# [GIVEN PROBLEM]
Records follow. Copy every line with "insurance".

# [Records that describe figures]
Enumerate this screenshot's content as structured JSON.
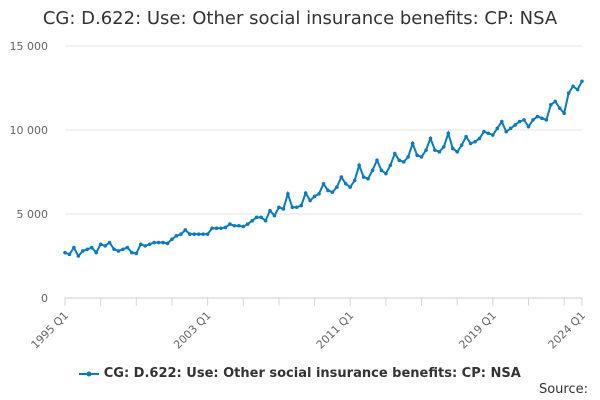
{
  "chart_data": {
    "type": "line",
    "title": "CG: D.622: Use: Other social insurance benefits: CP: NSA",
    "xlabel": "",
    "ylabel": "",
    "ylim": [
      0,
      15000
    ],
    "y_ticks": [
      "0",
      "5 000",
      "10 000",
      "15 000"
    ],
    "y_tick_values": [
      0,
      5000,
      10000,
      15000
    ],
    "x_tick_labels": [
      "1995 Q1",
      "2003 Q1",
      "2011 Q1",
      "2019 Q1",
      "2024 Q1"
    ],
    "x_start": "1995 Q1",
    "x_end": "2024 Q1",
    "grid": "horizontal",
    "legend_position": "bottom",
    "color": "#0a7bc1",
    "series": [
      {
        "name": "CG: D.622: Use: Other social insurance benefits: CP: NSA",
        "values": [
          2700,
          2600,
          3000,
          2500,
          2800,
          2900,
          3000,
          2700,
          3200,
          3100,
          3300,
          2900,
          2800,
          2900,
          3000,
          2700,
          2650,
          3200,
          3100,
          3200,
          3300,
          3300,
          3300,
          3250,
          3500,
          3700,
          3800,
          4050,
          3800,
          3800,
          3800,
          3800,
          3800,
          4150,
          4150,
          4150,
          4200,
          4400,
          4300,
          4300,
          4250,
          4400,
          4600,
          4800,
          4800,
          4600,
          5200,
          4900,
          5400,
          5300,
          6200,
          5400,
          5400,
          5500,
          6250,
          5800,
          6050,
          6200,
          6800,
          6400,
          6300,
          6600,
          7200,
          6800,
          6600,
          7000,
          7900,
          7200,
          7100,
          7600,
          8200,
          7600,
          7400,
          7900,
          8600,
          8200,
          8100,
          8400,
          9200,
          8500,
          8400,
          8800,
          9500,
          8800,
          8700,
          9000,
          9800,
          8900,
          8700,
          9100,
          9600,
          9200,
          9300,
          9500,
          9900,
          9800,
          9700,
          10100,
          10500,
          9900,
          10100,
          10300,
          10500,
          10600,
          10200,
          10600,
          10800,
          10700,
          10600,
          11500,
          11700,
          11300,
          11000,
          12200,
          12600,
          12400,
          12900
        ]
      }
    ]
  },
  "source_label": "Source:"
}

# [ANSWER FOR THE TASK]
    "title": "CG: D.622: Use: Other social insurance benefits: CP: NSA",
        "name": "CG: D.622: Use: Other social insurance benefits: CP: NSA",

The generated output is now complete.